— BEGIN Given data —
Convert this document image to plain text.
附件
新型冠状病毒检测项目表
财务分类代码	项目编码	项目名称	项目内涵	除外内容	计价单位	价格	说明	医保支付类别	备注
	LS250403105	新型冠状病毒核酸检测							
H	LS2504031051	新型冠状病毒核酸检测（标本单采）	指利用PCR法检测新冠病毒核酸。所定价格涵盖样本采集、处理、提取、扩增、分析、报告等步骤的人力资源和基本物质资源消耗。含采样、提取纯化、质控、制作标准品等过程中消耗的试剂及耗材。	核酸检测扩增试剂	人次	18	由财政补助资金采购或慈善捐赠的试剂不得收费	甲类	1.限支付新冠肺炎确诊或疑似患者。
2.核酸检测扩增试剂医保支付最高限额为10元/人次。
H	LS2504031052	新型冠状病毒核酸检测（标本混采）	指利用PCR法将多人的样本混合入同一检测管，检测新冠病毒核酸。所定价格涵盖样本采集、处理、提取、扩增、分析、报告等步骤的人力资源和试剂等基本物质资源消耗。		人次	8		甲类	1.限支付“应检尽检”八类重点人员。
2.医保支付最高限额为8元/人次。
— END Given data —
→ **What the task requires**
Transcribe every record above exactly as it appears.

→ **Full solution**
Convert this document image to plain text.
附件
新型冠状病毒检测项目表
财务分类代码	项目编码	项目名称	项目内涵	除外内容	计价单位	价格	说明	医保支付类别	备注
	LS250403105	新型冠状病毒核酸检测							
H	LS2504031051	新型冠状病毒核酸检测（标本单采）	指利用PCR法检测新冠病毒核酸。所定价格涵盖样本采集、处理、提取、扩增、分析、报告等步骤的人力资源和基本物质资源消耗。含采样、提取纯化、质控、制作标准品等过程中消耗的试剂及耗材。	核酸检测扩增试剂	人次	18	由财政补助资金采购或慈善捐赠的试剂不得收费	甲类	1.限支付新冠肺炎确诊或疑似患者。
2.核酸检测扩增试剂医保支付最高限额为10元/人次。
H	LS2504031052	新型冠状病毒核酸检测（标本混采）	指利用PCR法将多人的样本混合入同一检测管，检测新冠病毒核酸。所定价格涵盖样本采集、处理、提取、扩增、分析、报告等步骤的人力资源和试剂等基本物质资源消耗。		人次	8		甲类	1.限支付“应检尽检”八类重点人员。
2.医保支付最高限额为8元/人次。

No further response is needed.